» What needs to be done:
Read through the data and count the lines that contain the string "España"; give only the result.

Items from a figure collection
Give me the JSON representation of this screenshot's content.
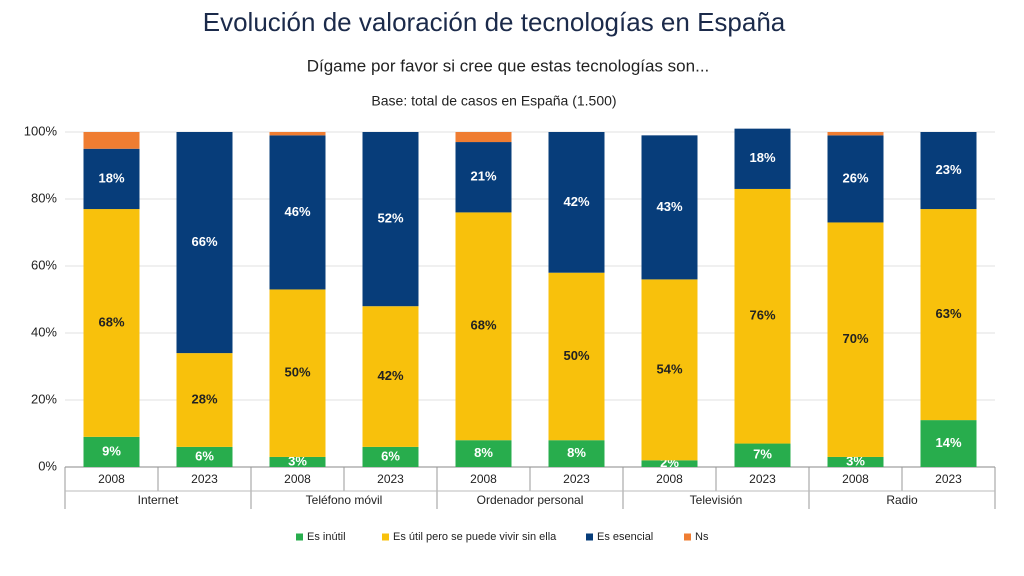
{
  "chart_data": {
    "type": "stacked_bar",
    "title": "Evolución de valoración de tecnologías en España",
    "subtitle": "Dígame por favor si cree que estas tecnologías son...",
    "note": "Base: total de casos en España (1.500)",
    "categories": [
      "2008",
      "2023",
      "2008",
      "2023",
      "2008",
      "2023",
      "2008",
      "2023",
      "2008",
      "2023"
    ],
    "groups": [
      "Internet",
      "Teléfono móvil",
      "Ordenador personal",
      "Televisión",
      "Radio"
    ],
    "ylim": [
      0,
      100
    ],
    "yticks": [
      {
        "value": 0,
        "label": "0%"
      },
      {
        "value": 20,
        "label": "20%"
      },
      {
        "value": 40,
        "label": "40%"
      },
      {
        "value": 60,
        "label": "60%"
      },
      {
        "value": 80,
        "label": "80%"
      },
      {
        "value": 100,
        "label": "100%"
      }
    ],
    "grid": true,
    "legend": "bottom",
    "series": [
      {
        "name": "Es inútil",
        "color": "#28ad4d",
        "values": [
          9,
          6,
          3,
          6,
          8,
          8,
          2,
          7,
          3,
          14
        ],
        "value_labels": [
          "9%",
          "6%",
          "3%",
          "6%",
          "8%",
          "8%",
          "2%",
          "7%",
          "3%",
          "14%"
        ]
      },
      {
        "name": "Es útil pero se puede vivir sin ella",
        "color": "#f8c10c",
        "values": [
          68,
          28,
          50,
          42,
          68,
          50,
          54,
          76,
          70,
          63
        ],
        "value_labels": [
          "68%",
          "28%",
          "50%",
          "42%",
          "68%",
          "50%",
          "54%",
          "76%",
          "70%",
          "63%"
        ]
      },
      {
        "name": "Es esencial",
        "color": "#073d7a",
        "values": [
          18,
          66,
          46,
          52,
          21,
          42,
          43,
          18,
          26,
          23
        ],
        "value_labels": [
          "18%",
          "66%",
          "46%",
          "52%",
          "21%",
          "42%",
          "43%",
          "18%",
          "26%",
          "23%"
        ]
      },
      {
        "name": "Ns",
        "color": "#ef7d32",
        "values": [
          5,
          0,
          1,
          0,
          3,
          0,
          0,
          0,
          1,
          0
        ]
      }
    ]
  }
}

» Answer below:
2